Count every line that has the word "limited" in it; give no more than the number.
START Records for the exercise
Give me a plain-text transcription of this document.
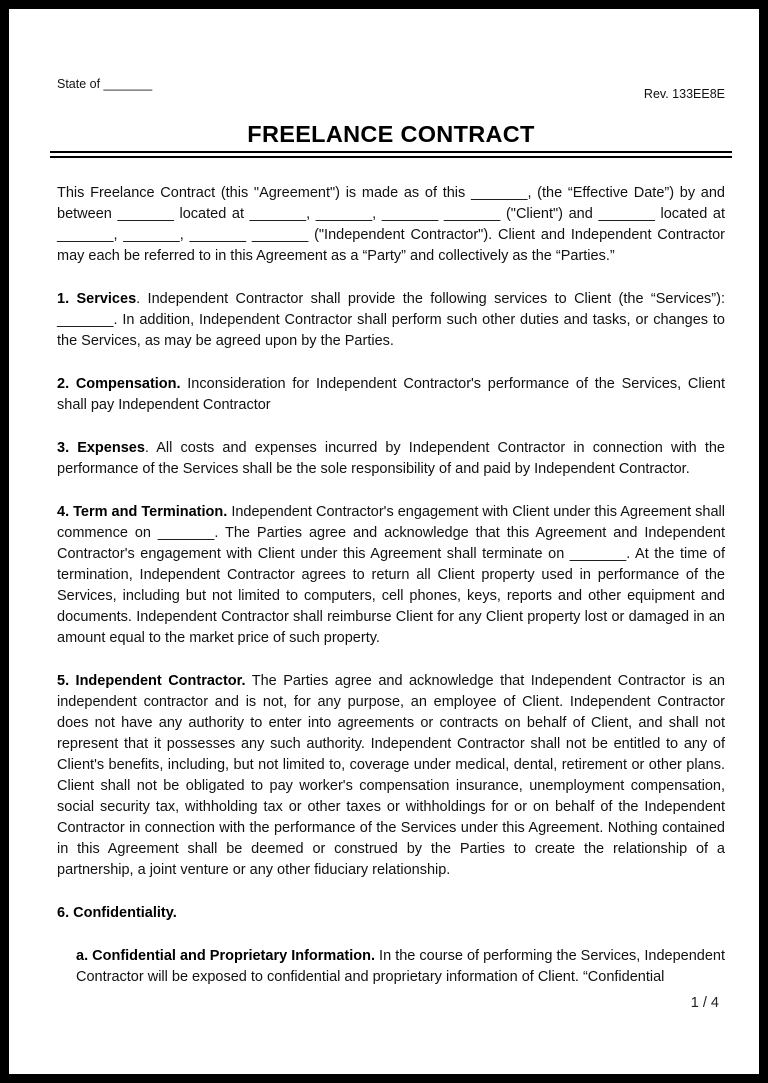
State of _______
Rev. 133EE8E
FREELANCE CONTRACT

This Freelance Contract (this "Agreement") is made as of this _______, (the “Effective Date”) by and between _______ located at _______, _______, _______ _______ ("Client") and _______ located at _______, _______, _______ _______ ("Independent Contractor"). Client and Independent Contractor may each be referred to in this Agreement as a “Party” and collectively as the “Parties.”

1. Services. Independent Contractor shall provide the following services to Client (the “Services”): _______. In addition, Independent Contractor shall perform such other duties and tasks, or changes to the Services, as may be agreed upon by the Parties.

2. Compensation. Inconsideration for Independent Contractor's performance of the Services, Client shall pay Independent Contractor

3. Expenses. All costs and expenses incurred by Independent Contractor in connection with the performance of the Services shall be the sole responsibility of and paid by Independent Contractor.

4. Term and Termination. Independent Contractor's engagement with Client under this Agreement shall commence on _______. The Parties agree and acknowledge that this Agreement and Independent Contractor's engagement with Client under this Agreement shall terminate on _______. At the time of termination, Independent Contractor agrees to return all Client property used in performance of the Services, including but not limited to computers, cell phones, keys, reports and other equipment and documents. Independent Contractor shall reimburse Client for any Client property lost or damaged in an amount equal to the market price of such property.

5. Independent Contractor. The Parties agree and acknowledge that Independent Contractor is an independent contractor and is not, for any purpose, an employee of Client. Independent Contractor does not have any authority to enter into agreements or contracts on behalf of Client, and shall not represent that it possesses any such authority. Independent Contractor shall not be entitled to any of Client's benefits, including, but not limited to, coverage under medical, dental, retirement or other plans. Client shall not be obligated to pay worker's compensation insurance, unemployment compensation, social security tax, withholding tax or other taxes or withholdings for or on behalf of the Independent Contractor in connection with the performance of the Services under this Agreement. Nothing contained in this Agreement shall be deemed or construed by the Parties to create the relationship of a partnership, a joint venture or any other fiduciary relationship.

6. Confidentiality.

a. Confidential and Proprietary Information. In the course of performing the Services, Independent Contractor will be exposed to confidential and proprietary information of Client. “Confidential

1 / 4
END Records for the exercise
Response =>
2